Work to be completed: Restate the data below word for word. Skip any images it contains.

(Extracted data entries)
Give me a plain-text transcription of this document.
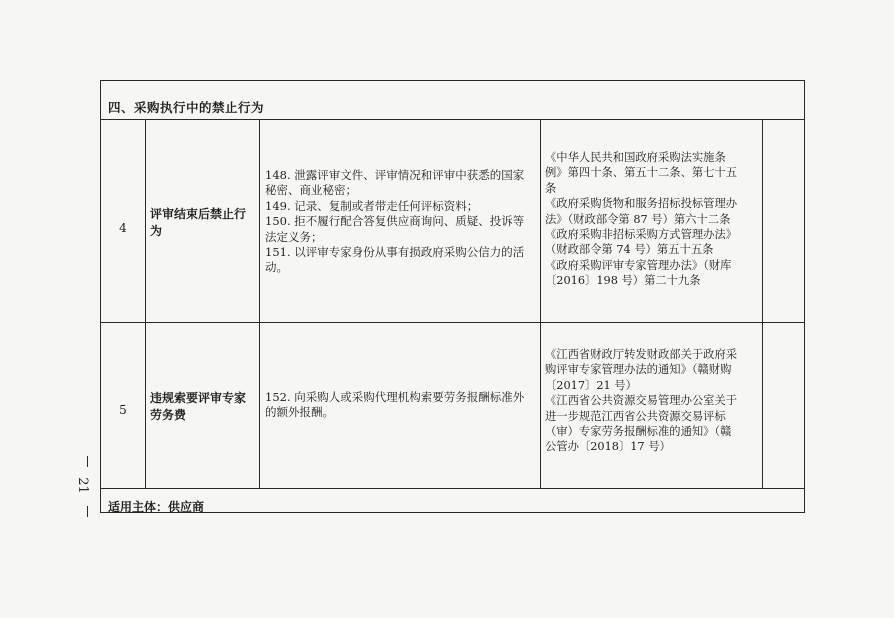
四、采购执行中的禁止行为
4
评审结束后禁止行
为
148. 泄露评审文件、评审情况和评审中获悉的国家
秘密、商业秘密；
149. 记录、复制或者带走任何评标资料；
150. 拒不履行配合答复供应商询问、质疑、投诉等
法定义务；
151. 以评审专家身份从事有损政府采购公信力的活
动。
《中华人民共和国政府采购法实施条
例》第四十条、第五十二条、第七十五
条
《政府采购货物和服务招标投标管理办
法》（财政部令第 87 号）第六十二条
《政府采购非招标采购方式管理办法》
（财政部令第 74 号）第五十五条
《政府采购评审专家管理办法》（财库
〔2016〕198 号）第二十九条
5
违规索要评审专家
劳务费
152. 向采购人或采购代理机构索要劳务报酬标准外
的额外报酬。
《江西省财政厅转发财政部关于政府采
购评审专家管理办法的通知》（赣财购
〔2017〕21 号）
《江西省公共资源交易管理办公室关于
进一步规范江西省公共资源交易评标
（审）专家劳务报酬标准的通知》（赣
公管办〔2018〕17 号）
适用主体：供应商
21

Output for this exercise:
Give me a plain-text transcription of this document.
四、采购执行中的禁止行为
4
评审结束后禁止行
为
148. 泄露评审文件、评审情况和评审中获悉的国家
秘密、商业秘密；
149. 记录、复制或者带走任何评标资料；
150. 拒不履行配合答复供应商询问、质疑、投诉等
法定义务；
151. 以评审专家身份从事有损政府采购公信力的活
动。
《中华人民共和国政府采购法实施条
例》第四十条、第五十二条、第七十五
条
《政府采购货物和服务招标投标管理办
法》（财政部令第 87 号）第六十二条
《政府采购非招标采购方式管理办法》
（财政部令第 74 号）第五十五条
《政府采购评审专家管理办法》（财库
〔2016〕198 号）第二十九条
5
违规索要评审专家
劳务费
152. 向采购人或采购代理机构索要劳务报酬标准外
的额外报酬。
《江西省财政厅转发财政部关于政府采
购评审专家管理办法的通知》（赣财购
〔2017〕21 号）
《江西省公共资源交易管理办公室关于
进一步规范江西省公共资源交易评标
（审）专家劳务报酬标准的通知》（赣
公管办〔2018〕17 号）
适用主体：供应商
21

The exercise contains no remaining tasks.